JAK阻害薬upadacitinib、対アダリムマブの優越性は?/NEJM

乾癬性関節炎患者の治療において、ウパダシチニブはプラセボおよびアダリムマブと比較して、12週時に米国リウマチ学会(ACR)基準で20%の改善(ACR20)を達成した患者の割合が高いが、プラセボに比べ有害事象が高頻度にみられることが、英国・グラスゴー大学のIain B. McInnes氏らが行った「SELECT-PsA 1試験」で示された。研究の成果は、NEJM誌2021年4月1日号に掲載された。ウパダシチニブは、可逆的な経口ヤヌスキナーゼ(JAK)阻害薬で、関節リウマチの治療薬として承認されている。また、アダリムマブは、腫瘍壊死因子α阻害薬であり、関節リウマチおよび乾癬性関節炎の治療に使用されている。
2種の用量を評価する国際的な二重盲検第III相試験
本研究は、非生物学的疾患修飾性抗リウマチ薬(DMARD)の効果が不十分な乾癬性関節炎患者におけるウパダシチニブの有用性を、プラセボおよびアダリムマブと比較する24週の二重盲検第III相試験であり、日本を含む45ヵ国281施設が参加し、2017年4月~2019年12月の期間に実施された(AbbVieの助成による)。対象は、年齢18歳以上、乾癬性関節炎と診断され、「乾癬性関節炎分類基準(Classification Criteria for Psoriatic Arthritis)」を満たし、過去または現在、尋常性乾癬に罹患している患者であった。
= = = = =
課題の要件 -
ウパダシチニブの第III相試験を報じた記事の続きを、最後の文の直後から書いてください。

提供情報 -
= = = = =
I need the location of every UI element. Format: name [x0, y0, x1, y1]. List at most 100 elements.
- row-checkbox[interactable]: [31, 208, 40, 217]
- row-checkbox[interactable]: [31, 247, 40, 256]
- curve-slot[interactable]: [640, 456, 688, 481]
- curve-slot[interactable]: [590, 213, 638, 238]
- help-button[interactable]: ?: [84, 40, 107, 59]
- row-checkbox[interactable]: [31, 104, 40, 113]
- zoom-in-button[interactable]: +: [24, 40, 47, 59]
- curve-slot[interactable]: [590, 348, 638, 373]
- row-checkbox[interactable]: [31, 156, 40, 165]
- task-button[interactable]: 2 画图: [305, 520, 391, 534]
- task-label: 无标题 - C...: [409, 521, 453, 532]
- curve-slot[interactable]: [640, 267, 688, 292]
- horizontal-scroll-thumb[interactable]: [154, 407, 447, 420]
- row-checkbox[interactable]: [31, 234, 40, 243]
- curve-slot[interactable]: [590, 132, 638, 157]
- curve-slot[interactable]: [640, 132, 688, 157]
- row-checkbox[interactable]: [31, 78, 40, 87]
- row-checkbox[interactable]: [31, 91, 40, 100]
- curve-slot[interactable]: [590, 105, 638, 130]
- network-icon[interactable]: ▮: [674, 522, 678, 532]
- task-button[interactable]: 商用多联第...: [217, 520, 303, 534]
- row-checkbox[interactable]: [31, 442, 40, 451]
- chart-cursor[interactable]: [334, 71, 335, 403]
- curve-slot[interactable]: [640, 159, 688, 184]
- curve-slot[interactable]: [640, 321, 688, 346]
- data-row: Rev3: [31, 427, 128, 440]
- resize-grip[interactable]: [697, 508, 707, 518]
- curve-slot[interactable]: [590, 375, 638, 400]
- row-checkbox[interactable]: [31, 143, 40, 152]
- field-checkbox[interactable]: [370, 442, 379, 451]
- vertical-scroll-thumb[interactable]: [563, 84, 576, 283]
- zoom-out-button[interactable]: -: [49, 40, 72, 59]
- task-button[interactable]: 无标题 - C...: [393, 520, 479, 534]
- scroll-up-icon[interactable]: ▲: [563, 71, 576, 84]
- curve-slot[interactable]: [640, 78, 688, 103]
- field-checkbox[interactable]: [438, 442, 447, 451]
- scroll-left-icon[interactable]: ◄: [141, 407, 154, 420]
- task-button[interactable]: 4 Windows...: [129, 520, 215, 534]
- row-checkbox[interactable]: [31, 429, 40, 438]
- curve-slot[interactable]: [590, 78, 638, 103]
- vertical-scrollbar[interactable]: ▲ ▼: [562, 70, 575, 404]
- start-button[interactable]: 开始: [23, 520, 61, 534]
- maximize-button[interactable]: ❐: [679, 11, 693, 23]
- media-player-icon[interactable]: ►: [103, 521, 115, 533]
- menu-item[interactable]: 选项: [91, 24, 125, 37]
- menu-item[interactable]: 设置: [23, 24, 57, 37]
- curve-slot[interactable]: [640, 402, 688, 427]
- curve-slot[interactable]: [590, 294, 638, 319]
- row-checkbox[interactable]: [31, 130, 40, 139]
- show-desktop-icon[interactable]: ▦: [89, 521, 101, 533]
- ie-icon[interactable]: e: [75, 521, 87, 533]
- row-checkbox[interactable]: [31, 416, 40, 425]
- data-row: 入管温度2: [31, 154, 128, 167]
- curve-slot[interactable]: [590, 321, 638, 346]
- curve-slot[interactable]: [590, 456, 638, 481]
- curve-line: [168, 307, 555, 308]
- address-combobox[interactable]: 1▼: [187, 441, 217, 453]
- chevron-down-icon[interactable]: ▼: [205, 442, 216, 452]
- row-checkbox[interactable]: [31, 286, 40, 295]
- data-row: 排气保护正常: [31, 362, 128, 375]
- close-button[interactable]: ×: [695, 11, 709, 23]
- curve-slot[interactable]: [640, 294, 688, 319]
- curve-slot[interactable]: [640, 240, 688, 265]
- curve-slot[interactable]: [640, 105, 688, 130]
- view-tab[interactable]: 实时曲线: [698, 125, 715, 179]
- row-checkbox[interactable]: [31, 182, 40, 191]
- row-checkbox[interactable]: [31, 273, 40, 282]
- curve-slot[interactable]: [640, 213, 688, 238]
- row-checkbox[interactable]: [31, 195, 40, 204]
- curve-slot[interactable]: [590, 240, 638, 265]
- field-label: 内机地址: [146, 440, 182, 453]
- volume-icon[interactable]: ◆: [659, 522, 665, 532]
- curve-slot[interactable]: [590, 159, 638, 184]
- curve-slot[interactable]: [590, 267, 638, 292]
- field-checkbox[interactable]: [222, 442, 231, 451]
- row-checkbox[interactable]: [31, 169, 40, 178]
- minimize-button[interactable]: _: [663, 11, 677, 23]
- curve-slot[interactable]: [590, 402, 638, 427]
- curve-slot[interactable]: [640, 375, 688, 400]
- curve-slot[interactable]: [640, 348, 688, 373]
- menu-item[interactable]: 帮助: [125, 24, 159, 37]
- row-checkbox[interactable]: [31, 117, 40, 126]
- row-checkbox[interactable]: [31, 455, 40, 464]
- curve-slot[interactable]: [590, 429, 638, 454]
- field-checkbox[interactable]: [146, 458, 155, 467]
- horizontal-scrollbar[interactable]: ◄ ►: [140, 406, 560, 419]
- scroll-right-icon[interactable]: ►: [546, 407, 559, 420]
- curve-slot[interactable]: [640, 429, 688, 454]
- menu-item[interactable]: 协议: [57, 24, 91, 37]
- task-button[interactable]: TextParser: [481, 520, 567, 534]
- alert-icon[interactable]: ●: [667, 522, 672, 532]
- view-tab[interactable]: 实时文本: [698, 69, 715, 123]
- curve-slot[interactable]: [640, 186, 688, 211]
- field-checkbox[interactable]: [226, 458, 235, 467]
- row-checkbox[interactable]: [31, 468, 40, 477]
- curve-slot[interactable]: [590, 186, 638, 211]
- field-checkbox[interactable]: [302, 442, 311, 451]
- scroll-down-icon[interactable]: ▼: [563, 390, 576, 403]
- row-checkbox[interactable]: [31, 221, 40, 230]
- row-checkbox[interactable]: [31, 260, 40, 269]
= = = = =
課題への回答 -
被験者は、ウパダシチニブ15mgまたは30mgを1日1回経口投与する群、プラセボ群、アダリムマブ40mgを隔週で皮下投与する群に、1対1対1対1の割合で無作為に割り付けられた。
主要エンドポイントは、プラセボと比較した12週時のACR20の達成とした。ACR20は、圧痛・腫脹関節数の20%以上の減少、および他の5つの項目(疾患活動性の患者・医師による評価、質問票による身体機能の評価、患者による疼痛評価、高感度C反応性蛋白)のうち少なくとも3つの20%以上の改善と定義された。副次エンドポイントには、アダリムマブとの比較が含まれた。
15mg群は、アダリムマブ群に対する優越性はない
1,704例が、少なくとも1回の実薬またはプラセボの投与を受けた。ウパダシチニブ15mg群が429例(平均年齢[SD]51.6±12.2歳、女性55.5%)、同30mg群が423例(49.9±12.4歳、55.8%)、プラセボ群が423例(50.4±12.2歳、49.9%)、アダリムマブ群は429例(51.4±12.0歳、51.7%)であった。12週の時点で、ACR20を達成した患者の割合は、ウパダシチニブ15mg群が70.6%、同30mg群が78.5%、プラセボ群が36.2%、アダリムマブ群は65.0%であった。15mg群とプラセボ群の差は34.5ポイント(95%信頼区間[CI]:28.2~40.7、p<0.001)、30mg群とプラセボ群の差は42.3ポイント(36.3~48.3、p<0.001)であり、ウパダシチニブの2つの用量はいずれもプラセボ群に比べ有意に優れた。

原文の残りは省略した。